— start of ENTRIES SUPPLIED —

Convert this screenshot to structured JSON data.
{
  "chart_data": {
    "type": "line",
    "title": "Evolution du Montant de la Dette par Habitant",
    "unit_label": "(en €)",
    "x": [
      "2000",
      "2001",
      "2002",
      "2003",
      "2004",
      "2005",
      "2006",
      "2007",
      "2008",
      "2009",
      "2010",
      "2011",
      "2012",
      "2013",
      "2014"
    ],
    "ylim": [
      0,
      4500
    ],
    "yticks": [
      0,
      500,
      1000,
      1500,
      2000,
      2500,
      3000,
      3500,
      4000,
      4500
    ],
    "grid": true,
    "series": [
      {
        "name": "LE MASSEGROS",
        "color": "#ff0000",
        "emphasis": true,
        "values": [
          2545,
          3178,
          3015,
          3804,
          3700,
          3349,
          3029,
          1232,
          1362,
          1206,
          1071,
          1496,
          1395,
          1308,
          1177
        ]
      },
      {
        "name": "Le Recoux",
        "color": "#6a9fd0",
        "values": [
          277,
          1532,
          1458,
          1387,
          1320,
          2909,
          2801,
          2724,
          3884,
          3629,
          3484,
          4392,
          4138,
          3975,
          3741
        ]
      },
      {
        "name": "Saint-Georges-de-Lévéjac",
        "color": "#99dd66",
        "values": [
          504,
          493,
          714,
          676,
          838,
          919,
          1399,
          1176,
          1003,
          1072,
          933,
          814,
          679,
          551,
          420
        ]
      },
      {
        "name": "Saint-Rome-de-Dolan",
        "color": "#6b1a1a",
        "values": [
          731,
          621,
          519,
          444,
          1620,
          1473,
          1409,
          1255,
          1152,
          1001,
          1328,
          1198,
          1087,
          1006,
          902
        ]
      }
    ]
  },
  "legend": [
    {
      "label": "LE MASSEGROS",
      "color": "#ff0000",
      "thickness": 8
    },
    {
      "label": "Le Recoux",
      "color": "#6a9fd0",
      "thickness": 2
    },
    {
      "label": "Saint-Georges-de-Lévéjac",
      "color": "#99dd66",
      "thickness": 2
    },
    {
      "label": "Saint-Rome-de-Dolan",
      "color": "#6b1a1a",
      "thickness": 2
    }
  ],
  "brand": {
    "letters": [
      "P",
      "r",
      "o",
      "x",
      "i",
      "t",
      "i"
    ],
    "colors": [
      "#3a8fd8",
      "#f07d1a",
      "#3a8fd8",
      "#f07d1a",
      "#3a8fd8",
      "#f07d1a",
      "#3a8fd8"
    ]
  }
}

— end of ENTRIES SUPPLIED —
— start of ENTRIES SUPPLIED —

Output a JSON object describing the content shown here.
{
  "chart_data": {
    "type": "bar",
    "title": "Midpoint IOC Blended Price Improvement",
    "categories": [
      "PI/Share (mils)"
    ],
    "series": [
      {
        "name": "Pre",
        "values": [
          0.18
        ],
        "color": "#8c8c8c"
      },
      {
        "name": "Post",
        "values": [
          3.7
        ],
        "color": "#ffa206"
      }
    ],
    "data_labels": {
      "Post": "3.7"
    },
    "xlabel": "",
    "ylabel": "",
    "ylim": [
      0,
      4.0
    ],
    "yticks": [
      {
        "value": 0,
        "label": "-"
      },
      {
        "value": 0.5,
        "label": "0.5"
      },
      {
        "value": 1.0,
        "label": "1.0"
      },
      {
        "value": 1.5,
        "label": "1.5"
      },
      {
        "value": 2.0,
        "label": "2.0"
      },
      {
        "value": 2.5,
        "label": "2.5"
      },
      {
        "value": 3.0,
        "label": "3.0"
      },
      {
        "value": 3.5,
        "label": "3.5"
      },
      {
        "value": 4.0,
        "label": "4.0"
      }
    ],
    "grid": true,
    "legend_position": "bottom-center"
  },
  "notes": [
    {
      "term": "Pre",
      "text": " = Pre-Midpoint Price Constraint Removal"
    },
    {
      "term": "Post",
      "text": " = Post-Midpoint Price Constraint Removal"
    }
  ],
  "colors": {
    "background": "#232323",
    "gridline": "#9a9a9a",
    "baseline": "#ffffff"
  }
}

— end of ENTRIES SUPPLIED —

Copy whichever lines in the listing above contain the word "Removal".

RESULT OF THE EXERCISE
      "text": " = Pre-Midpoint Price Constraint Removal"
      "text": " = Post-Midpoint Price Constraint Removal"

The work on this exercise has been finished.